**AIM:**
Repeat everything in the material exactly.

**RECORDS FOR THE EXERCISE:**
******************************

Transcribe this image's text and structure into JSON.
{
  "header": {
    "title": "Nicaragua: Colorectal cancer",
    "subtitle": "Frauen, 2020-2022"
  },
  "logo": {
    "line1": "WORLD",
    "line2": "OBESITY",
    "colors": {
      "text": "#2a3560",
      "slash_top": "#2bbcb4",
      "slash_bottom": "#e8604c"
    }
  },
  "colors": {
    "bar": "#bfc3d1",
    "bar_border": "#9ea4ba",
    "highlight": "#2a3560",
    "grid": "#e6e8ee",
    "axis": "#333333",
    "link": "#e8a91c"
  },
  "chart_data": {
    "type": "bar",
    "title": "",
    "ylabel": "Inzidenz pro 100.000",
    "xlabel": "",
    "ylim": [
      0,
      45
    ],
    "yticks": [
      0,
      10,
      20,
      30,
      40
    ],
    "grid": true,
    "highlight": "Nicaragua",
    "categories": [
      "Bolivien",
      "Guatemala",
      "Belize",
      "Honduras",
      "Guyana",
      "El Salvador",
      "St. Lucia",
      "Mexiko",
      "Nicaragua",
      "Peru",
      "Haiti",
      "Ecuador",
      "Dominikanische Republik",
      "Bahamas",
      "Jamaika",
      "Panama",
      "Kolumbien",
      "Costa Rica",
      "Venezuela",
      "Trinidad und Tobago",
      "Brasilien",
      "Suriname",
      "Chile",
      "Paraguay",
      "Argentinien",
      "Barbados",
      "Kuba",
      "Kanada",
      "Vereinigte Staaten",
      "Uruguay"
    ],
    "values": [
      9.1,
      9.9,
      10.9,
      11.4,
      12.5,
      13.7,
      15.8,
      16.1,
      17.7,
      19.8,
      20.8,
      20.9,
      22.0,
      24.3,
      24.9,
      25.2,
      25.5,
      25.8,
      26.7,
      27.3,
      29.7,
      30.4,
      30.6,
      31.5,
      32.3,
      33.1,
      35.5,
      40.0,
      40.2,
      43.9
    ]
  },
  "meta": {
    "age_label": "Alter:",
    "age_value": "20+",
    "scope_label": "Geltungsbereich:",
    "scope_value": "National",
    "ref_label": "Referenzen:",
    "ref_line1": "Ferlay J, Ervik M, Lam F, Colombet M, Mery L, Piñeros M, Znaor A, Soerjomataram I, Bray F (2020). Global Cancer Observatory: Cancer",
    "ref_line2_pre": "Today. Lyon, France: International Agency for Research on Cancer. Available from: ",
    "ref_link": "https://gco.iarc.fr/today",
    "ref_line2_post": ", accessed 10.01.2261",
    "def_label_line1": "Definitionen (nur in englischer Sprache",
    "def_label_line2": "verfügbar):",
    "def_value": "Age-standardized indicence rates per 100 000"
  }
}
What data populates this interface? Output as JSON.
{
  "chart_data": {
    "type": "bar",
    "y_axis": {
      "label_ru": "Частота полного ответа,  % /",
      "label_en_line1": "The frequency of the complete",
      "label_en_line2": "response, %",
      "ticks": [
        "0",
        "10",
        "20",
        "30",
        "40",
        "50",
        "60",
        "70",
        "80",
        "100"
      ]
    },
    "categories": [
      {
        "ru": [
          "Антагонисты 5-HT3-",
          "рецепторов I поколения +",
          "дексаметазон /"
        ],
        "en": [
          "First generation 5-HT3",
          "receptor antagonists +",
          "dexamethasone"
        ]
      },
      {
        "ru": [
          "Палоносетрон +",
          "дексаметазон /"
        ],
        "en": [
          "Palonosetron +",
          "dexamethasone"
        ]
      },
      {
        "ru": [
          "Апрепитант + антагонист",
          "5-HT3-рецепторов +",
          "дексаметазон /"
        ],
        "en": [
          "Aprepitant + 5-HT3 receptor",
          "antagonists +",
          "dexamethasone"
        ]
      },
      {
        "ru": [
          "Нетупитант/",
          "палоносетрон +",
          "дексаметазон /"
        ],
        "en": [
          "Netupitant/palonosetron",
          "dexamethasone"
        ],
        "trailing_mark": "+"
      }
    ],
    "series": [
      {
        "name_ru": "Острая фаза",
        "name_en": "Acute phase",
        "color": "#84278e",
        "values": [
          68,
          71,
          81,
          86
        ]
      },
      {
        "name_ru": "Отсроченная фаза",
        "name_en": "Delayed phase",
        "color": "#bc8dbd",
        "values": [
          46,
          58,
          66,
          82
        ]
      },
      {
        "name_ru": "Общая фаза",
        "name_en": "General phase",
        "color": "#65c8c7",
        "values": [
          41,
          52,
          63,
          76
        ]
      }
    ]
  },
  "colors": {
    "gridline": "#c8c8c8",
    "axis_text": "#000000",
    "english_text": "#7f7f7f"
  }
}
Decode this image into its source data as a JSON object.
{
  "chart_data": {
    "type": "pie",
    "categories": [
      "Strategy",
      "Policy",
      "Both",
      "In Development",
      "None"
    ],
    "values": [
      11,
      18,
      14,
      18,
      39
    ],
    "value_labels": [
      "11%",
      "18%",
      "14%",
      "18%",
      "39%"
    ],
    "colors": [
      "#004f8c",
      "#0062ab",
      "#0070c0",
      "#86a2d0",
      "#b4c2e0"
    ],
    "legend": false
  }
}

******************************

**FINISHED ANSWER:**
Transcribe this image's text and structure into JSON.
{
  "header": {
    "title": "Nicaragua: Colorectal cancer",
    "subtitle": "Frauen, 2020-2022"
  },
  "logo": {
    "line1": "WORLD",
    "line2": "OBESITY",
    "colors": {
      "text": "#2a3560",
      "slash_top": "#2bbcb4",
      "slash_bottom": "#e8604c"
    }
  },
  "colors": {
    "bar": "#bfc3d1",
    "bar_border": "#9ea4ba",
    "highlight": "#2a3560",
    "grid": "#e6e8ee",
    "axis": "#333333",
    "link": "#e8a91c"
  },
  "chart_data": {
    "type": "bar",
    "title": "",
    "ylabel": "Inzidenz pro 100.000",
    "xlabel": "",
    "ylim": [
      0,
      45
    ],
    "yticks": [
      0,
      10,
      20,
      30,
      40
    ],
    "grid": true,
    "highlight": "Nicaragua",
    "categories": [
      "Bolivien",
      "Guatemala",
      "Belize",
      "Honduras",
      "Guyana",
      "El Salvador",
      "St. Lucia",
      "Mexiko",
      "Nicaragua",
      "Peru",
      "Haiti",
      "Ecuador",
      "Dominikanische Republik",
      "Bahamas",
      "Jamaika",
      "Panama",
      "Kolumbien",
      "Costa Rica",
      "Venezuela",
      "Trinidad und Tobago",
      "Brasilien",
      "Suriname",
      "Chile",
      "Paraguay",
      "Argentinien",
      "Barbados",
      "Kuba",
      "Kanada",
      "Vereinigte Staaten",
      "Uruguay"
    ],
    "values": [
      9.1,
      9.9,
      10.9,
      11.4,
      12.5,
      13.7,
      15.8,
      16.1,
      17.7,
      19.8,
      20.8,
      20.9,
      22.0,
      24.3,
      24.9,
      25.2,
      25.5,
      25.8,
      26.7,
      27.3,
      29.7,
      30.4,
      30.6,
      31.5,
      32.3,
      33.1,
      35.5,
      40.0,
      40.2,
      43.9
    ]
  },
  "meta": {
    "age_label": "Alter:",
    "age_value": "20+",
    "scope_label": "Geltungsbereich:",
    "scope_value": "National",
    "ref_label": "Referenzen:",
    "ref_line1": "Ferlay J, Ervik M, Lam F, Colombet M, Mery L, Piñeros M, Znaor A, Soerjomataram I, Bray F (2020). Global Cancer Observatory: Cancer",
    "ref_line2_pre": "Today. Lyon, France: International Agency for Research on Cancer. Available from: ",
    "ref_link": "https://gco.iarc.fr/today",
    "ref_line2_post": ", accessed 10.01.2261",
    "def_label_line1": "Definitionen (nur in englischer Sprache",
    "def_label_line2": "verfügbar):",
    "def_value": "Age-standardized indicence rates per 100 000"
  }
}
What data populates this interface? Output as JSON.
{
  "chart_data": {
    "type": "bar",
    "y_axis": {
      "label_ru": "Частота полного ответа,  % /",
      "label_en_line1": "The frequency of the complete",
      "label_en_line2": "response, %",
      "ticks": [
        "0",
        "10",
        "20",
        "30",
        "40",
        "50",
        "60",
        "70",
        "80",
        "100"
      ]
    },
    "categories": [
      {
        "ru": [
          "Антагонисты 5-HT3-",
          "рецепторов I поколения +",
          "дексаметазон /"
        ],
        "en": [
          "First generation 5-HT3",
          "receptor antagonists +",
          "dexamethasone"
        ]
      },
      {
        "ru": [
          "Палоносетрон +",
          "дексаметазон /"
        ],
        "en": [
          "Palonosetron +",
          "dexamethasone"
        ]
      },
      {
        "ru": [
          "Апрепитант + антагонист",
          "5-HT3-рецепторов +",
          "дексаметазон /"
        ],
        "en": [
          "Aprepitant + 5-HT3 receptor",
          "antagonists +",
          "dexamethasone"
        ]
      },
      {
        "ru": [
          "Нетупитант/",
          "палоносетрон +",
          "дексаметазон /"
        ],
        "en": [
          "Netupitant/palonosetron",
          "dexamethasone"
        ],
        "trailing_mark": "+"
      }
    ],
    "series": [
      {
        "name_ru": "Острая фаза",
        "name_en": "Acute phase",
        "color": "#84278e",
        "values": [
          68,
          71,
          81,
          86
        ]
      },
      {
        "name_ru": "Отсроченная фаза",
        "name_en": "Delayed phase",
        "color": "#bc8dbd",
        "values": [
          46,
          58,
          66,
          82
        ]
      },
      {
        "name_ru": "Общая фаза",
        "name_en": "General phase",
        "color": "#65c8c7",
        "values": [
          41,
          52,
          63,
          76
        ]
      }
    ]
  },
  "colors": {
    "gridline": "#c8c8c8",
    "axis_text": "#000000",
    "english_text": "#7f7f7f"
  }
}
Decode this image into its source data as a JSON object.
{
  "chart_data": {
    "type": "pie",
    "categories": [
      "Strategy",
      "Policy",
      "Both",
      "In Development",
      "None"
    ],
    "values": [
      11,
      18,
      14,
      18,
      39
    ],
    "value_labels": [
      "11%",
      "18%",
      "14%",
      "18%",
      "39%"
    ],
    "colors": [
      "#004f8c",
      "#0062ab",
      "#0070c0",
      "#86a2d0",
      "#b4c2e0"
    ],
    "legend": false
  }
}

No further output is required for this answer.